DIRECTION – Scan the data below. Pull out each line where "array" occurs.
── ROWS ──
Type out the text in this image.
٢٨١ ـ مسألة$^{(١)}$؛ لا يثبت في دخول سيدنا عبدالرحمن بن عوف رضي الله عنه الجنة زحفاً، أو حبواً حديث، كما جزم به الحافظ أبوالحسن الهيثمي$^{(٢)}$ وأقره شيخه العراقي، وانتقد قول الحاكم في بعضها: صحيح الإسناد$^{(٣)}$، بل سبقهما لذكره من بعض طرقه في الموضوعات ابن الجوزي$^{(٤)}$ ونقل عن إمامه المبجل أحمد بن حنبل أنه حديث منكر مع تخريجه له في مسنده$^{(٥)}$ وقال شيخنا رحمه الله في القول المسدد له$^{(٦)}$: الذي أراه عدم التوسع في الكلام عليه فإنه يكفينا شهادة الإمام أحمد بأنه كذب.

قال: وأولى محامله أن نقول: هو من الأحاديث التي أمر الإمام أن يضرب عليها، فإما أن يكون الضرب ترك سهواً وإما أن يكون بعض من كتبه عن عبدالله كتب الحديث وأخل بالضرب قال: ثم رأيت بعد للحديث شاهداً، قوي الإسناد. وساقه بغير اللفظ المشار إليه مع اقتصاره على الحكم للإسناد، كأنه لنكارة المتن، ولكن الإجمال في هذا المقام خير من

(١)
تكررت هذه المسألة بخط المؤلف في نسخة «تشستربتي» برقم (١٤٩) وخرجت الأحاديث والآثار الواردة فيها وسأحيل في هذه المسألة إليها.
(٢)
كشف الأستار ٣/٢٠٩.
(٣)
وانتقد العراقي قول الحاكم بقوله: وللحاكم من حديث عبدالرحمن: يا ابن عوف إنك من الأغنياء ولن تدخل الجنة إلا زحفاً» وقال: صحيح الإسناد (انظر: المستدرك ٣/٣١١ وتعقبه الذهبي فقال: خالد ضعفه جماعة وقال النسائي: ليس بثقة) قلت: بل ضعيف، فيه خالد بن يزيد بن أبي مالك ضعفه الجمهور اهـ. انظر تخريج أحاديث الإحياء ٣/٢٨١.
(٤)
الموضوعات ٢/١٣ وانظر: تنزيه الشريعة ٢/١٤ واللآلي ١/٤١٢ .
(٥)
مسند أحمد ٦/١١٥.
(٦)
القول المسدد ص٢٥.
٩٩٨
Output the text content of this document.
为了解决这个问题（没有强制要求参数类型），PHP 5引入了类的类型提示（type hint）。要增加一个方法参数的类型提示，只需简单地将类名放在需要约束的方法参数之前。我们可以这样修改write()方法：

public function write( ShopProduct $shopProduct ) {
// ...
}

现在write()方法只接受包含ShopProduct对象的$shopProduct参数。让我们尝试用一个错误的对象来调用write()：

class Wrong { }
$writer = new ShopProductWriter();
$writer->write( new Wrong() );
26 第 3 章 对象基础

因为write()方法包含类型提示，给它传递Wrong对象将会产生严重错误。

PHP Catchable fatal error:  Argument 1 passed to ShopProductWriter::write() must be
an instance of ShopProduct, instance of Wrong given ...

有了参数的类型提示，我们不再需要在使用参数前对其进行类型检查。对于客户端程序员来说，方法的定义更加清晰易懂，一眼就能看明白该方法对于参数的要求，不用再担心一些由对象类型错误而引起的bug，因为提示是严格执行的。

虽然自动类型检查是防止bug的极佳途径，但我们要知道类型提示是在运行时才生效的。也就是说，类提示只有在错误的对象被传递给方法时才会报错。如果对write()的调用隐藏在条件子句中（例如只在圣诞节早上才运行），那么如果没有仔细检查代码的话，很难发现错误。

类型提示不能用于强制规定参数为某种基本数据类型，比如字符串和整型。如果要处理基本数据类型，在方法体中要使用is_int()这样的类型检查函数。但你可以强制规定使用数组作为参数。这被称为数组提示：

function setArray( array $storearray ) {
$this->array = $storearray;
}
───
PROBLEM SOLUTION –
function setArray( array $storearray ) {
$this->array = $storearray;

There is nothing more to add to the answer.